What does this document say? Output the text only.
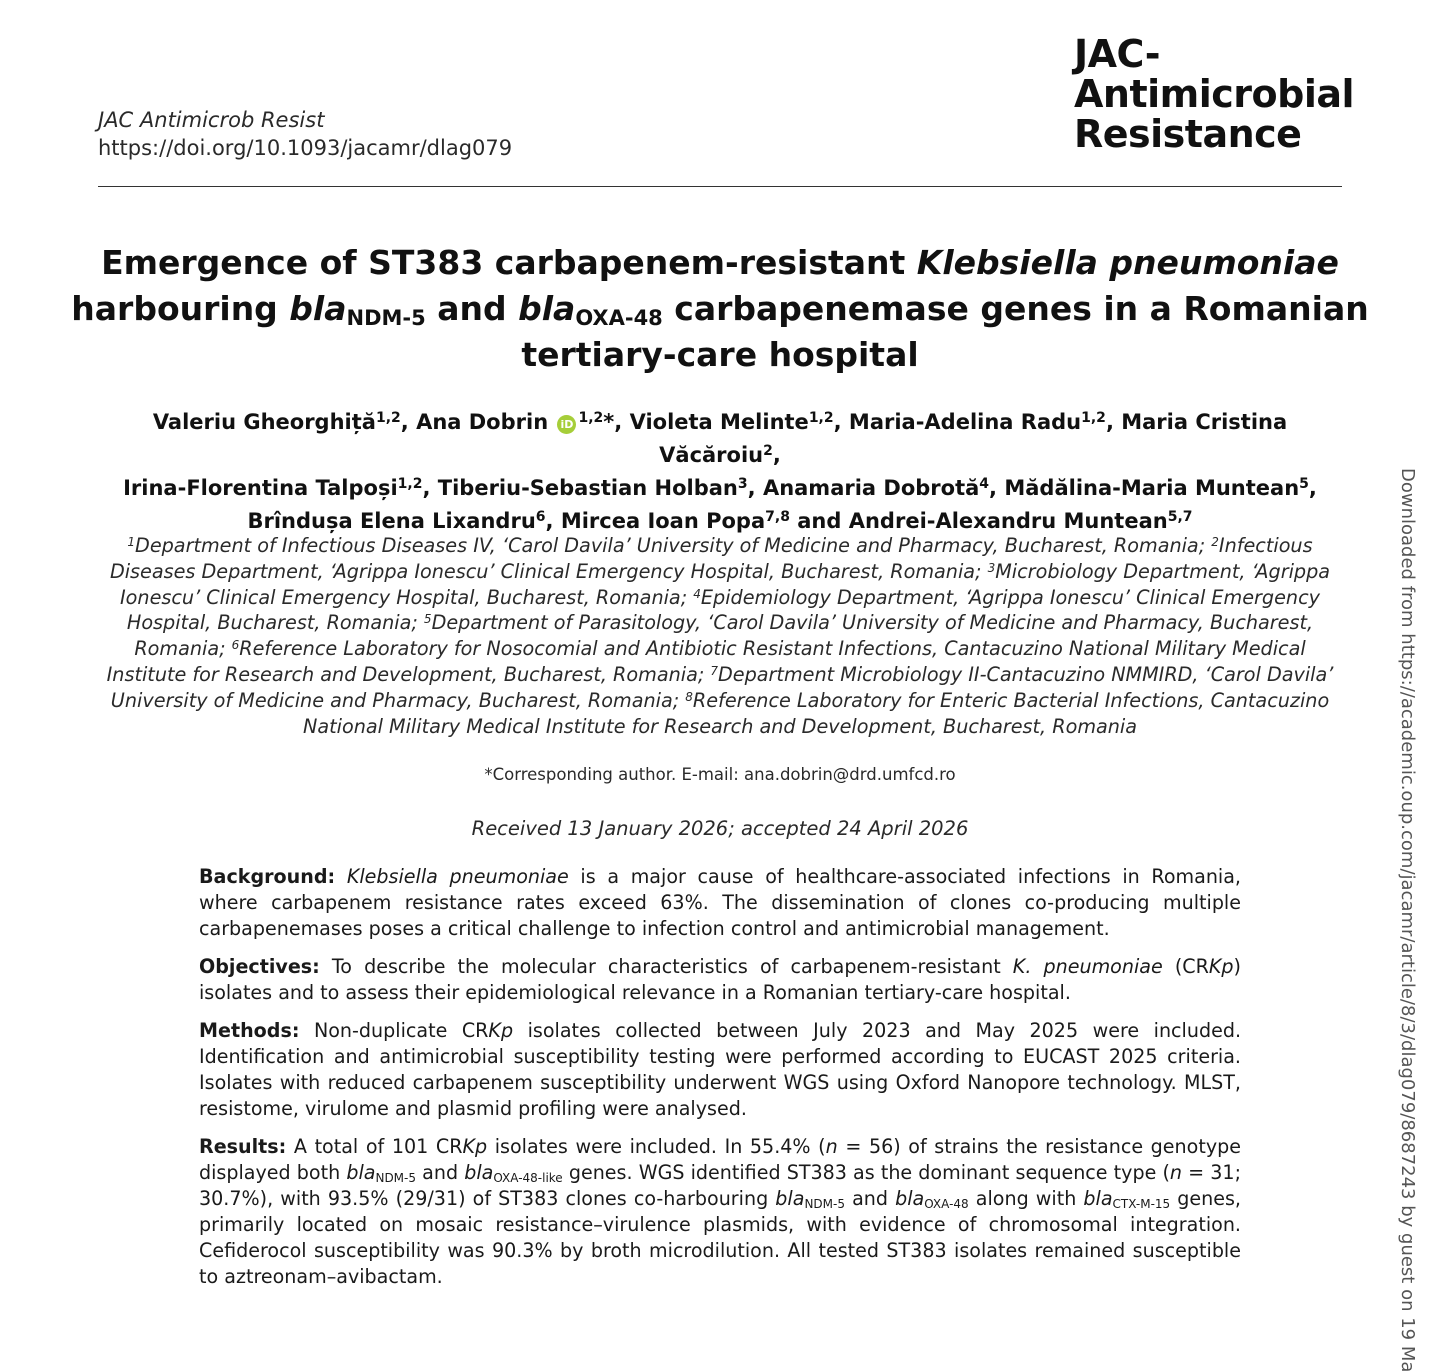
JAC Antimicrob Resist
https://doi.org/10.1093/jacamr/dlag079
JAC-
Antimicrobial
Resistance
Emergence of ST383 carbapenem-resistant Klebsiella pneumoniae
harbouring bla$_{NDM-5}$ and bla$_{OXA-48}$ carbapenemase genes in a Romanian
tertiary-care hospital
Valeriu Gheorghiță$^{1,2}$, Ana Dobrin iD $^{1,2}$*, Violeta Melinte$^{1,2}$, Maria-Adelina Radu$^{1,2}$, Maria Cristina Văcăroiu$^2$,
Irina-Florentina Talpoși$^{1,2}$, Tiberiu-Sebastian Holban$^3$, Anamaria Dobrotă$^4$, Mădălina-Maria Muntean$^5$,
Brîndușa Elena Lixandru$^6$, Mircea Ioan Popa$^{7,8}$ and Andrei-Alexandru Muntean$^{5,7}$
$^1$Department of Infectious Diseases IV, ‘Carol Davila’ University of Medicine and Pharmacy, Bucharest, Romania; $^2$Infectious Diseases Department, ‘Agrippa Ionescu’ Clinical Emergency Hospital, Bucharest, Romania; $^3$Microbiology Department, ‘Agrippa Ionescu’ Clinical Emergency Hospital, Bucharest, Romania; $^4$Epidemiology Department, ‘Agrippa Ionescu’ Clinical Emergency Hospital, Bucharest, Romania; $^5$Department of Parasitology, ‘Carol Davila’ University of Medicine and Pharmacy, Bucharest, Romania; $^6$Reference Laboratory for Nosocomial and Antibiotic Resistant Infections, Cantacuzino National Military Medical Institute for Research and Development, Bucharest, Romania; $^7$Department Microbiology II-Cantacuzino NMMIRD, ‘Carol Davila’ University of Medicine and Pharmacy, Bucharest, Romania; $^8$Reference Laboratory for Enteric Bacterial Infections, Cantacuzino National Military Medical Institute for Research and Development, Bucharest, Romania
*Corresponding author. E-mail: ana.dobrin@drd.umfcd.ro
Received 13 January 2026; accepted 24 April 2026

Background: Klebsiella pneumoniae is a major cause of healthcare-associated infections in Romania, where carbapenem resistance rates exceed 63%. The dissemination of clones co-producing multiple carbapenemases poses a critical challenge to infection control and antimicrobial management.

Objectives: To describe the molecular characteristics of carbapenem-resistant K. pneumoniae (CRKp) isolates and to assess their epidemiological relevance in a Romanian tertiary-care hospital.

Methods: Non-duplicate CRKp isolates collected between July 2023 and May 2025 were included. Identification and antimicrobial susceptibility testing were performed according to EUCAST 2025 criteria. Isolates with reduced carbapenem susceptibility underwent WGS using Oxford Nanopore technology. MLST, resistome, virulome and plasmid profiling were analysed.

Results: A total of 101 CRKp isolates were included. In 55.4% (n = 56) of strains the resistance genotype displayed both bla$_{NDM-5}$ and bla$_{OXA-48-like}$ genes. WGS identified ST383 as the dominant sequence type (n = 31; 30.7%), with 93.5% (29/31) of ST383 clones co-harbouring bla$_{NDM-5}$ and bla$_{OXA-48}$ along with bla$_{CTX-M-15}$ genes, primarily located on mosaic resistance–virulence plasmids, with evidence of chromosomal integration. Cefiderocol susceptibility was 90.3% by broth microdilution. All tested ST383 isolates remained susceptible to aztreonam–avibactam.	Downloaded from https://academic.oup.com/jacamr/article/8/3/dlag079/8687243 by guest on 19 Ma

==============================

What the exercise asks
Word for word, repeat each line of the records, and leave every image out.

Answer box
What does this document say? Output the text only.
JAC Antimicrob Resist
https://doi.org/10.1093/jacamr/dlag079
JAC-
Antimicrobial
Resistance
Emergence of ST383 carbapenem-resistant Klebsiella pneumoniae
harbouring bla$_{NDM-5}$ and bla$_{OXA-48}$ carbapenemase genes in a Romanian
tertiary-care hospital
Valeriu Gheorghiță$^{1,2}$, Ana Dobrin iD $^{1,2}$*, Violeta Melinte$^{1,2}$, Maria-Adelina Radu$^{1,2}$, Maria Cristina Văcăroiu$^2$,
Irina-Florentina Talpoși$^{1,2}$, Tiberiu-Sebastian Holban$^3$, Anamaria Dobrotă$^4$, Mădălina-Maria Muntean$^5$,
Brîndușa Elena Lixandru$^6$, Mircea Ioan Popa$^{7,8}$ and Andrei-Alexandru Muntean$^{5,7}$
$^1$Department of Infectious Diseases IV, ‘Carol Davila’ University of Medicine and Pharmacy, Bucharest, Romania; $^2$Infectious Diseases Department, ‘Agrippa Ionescu’ Clinical Emergency Hospital, Bucharest, Romania; $^3$Microbiology Department, ‘Agrippa Ionescu’ Clinical Emergency Hospital, Bucharest, Romania; $^4$Epidemiology Department, ‘Agrippa Ionescu’ Clinical Emergency Hospital, Bucharest, Romania; $^5$Department of Parasitology, ‘Carol Davila’ University of Medicine and Pharmacy, Bucharest, Romania; $^6$Reference Laboratory for Nosocomial and Antibiotic Resistant Infections, Cantacuzino National Military Medical Institute for Research and Development, Bucharest, Romania; $^7$Department Microbiology II-Cantacuzino NMMIRD, ‘Carol Davila’ University of Medicine and Pharmacy, Bucharest, Romania; $^8$Reference Laboratory for Enteric Bacterial Infections, Cantacuzino National Military Medical Institute for Research and Development, Bucharest, Romania
*Corresponding author. E-mail: ana.dobrin@drd.umfcd.ro
Received 13 January 2026; accepted 24 April 2026

Background: Klebsiella pneumoniae is a major cause of healthcare-associated infections in Romania, where carbapenem resistance rates exceed 63%. The dissemination of clones co-producing multiple carbapenemases poses a critical challenge to infection control and antimicrobial management.

Objectives: To describe the molecular characteristics of carbapenem-resistant K. pneumoniae (CRKp) isolates and to assess their epidemiological relevance in a Romanian tertiary-care hospital.

Methods: Non-duplicate CRKp isolates collected between July 2023 and May 2025 were included. Identification and antimicrobial susceptibility testing were performed according to EUCAST 2025 criteria. Isolates with reduced carbapenem susceptibility underwent WGS using Oxford Nanopore technology. MLST, resistome, virulome and plasmid profiling were analysed.

Results: A total of 101 CRKp isolates were included. In 55.4% (n = 56) of strains the resistance genotype displayed both bla$_{NDM-5}$ and bla$_{OXA-48-like}$ genes. WGS identified ST383 as the dominant sequence type (n = 31; 30.7%), with 93.5% (29/31) of ST383 clones co-harbouring bla$_{NDM-5}$ and bla$_{OXA-48}$ along with bla$_{CTX-M-15}$ genes, primarily located on mosaic resistance–virulence plasmids, with evidence of chromosomal integration. Cefiderocol susceptibility was 90.3% by broth microdilution. All tested ST383 isolates remained susceptible to aztreonam–avibactam.	Downloaded from https://academic.oup.com/jacamr/article/8/3/dlag079/8687243 by guest on 19 Ma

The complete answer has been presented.